§ AIM OF THE EXERCISE
Return each line of the entries below unchanged, in the same order, but leave out the pictures.

**** STORED ROWS ****

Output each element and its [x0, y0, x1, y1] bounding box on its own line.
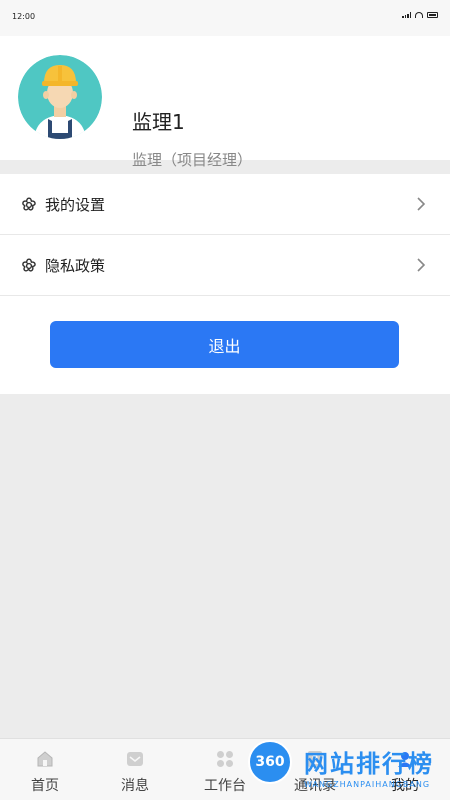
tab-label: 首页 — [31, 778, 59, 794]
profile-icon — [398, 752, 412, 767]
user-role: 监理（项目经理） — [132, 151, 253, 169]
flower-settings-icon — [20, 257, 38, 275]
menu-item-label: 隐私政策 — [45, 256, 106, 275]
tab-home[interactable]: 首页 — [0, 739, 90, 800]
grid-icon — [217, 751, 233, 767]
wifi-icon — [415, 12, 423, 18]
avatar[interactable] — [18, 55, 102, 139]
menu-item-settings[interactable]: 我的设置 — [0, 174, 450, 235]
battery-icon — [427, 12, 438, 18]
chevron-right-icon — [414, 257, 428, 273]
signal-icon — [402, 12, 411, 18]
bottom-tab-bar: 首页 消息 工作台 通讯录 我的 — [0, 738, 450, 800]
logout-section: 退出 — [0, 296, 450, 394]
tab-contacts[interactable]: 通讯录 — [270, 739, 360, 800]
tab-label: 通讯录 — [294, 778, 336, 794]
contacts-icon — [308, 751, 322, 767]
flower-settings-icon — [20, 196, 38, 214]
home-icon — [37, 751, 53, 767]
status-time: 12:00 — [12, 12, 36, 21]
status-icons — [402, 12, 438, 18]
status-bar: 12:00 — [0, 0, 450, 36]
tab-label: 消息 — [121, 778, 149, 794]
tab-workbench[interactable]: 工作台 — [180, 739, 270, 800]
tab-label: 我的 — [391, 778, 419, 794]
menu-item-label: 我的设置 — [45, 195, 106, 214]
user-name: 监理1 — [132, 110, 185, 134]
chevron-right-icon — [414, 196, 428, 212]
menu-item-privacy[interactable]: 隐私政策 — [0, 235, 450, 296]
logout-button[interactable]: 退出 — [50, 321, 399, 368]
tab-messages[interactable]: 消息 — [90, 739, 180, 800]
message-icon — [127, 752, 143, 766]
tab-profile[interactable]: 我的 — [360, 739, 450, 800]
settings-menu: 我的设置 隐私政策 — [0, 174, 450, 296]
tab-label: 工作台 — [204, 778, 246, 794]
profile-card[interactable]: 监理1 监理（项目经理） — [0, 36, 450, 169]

****

§ FINAL RESULT
Output each element and its [x0, y0, x1, y1] bounding box on its own line.
tab-label: 首页 — [31, 778, 59, 794]
profile-icon — [398, 752, 412, 767]
user-role: 监理（项目经理） — [132, 151, 253, 169]
flower-settings-icon — [20, 257, 38, 275]
menu-item-label: 隐私政策 — [45, 256, 106, 275]
tab-home[interactable]: 首页 — [0, 739, 90, 800]
grid-icon — [217, 751, 233, 767]
wifi-icon — [415, 12, 423, 18]
avatar[interactable] — [18, 55, 102, 139]
menu-item-settings[interactable]: 我的设置 — [0, 174, 450, 235]
battery-icon — [427, 12, 438, 18]
chevron-right-icon — [414, 257, 428, 273]
signal-icon — [402, 12, 411, 18]
bottom-tab-bar: 首页 消息 工作台 通讯录 我的 — [0, 738, 450, 800]
logout-section: 退出 — [0, 296, 450, 394]
tab-contacts[interactable]: 通讯录 — [270, 739, 360, 800]
tab-label: 通讯录 — [294, 778, 336, 794]
contacts-icon — [308, 751, 322, 767]
flower-settings-icon — [20, 196, 38, 214]
home-icon — [37, 751, 53, 767]
status-time: 12:00 — [12, 12, 36, 21]
status-icons — [402, 12, 438, 18]
status-bar: 12:00 — [0, 0, 450, 36]
tab-label: 消息 — [121, 778, 149, 794]
tab-workbench[interactable]: 工作台 — [180, 739, 270, 800]
tab-label: 我的 — [391, 778, 419, 794]
menu-item-label: 我的设置 — [45, 195, 106, 214]
user-name: 监理1 — [132, 110, 185, 134]
chevron-right-icon — [414, 196, 428, 212]
menu-item-privacy[interactable]: 隐私政策 — [0, 235, 450, 296]
logout-button[interactable]: 退出 — [50, 321, 399, 368]
tab-messages[interactable]: 消息 — [90, 739, 180, 800]
message-icon — [127, 752, 143, 766]
tab-profile[interactable]: 我的 — [360, 739, 450, 800]
settings-menu: 我的设置 隐私政策 — [0, 174, 450, 296]
tab-label: 工作台 — [204, 778, 246, 794]
profile-card[interactable]: 监理1 监理（项目经理） — [0, 36, 450, 169]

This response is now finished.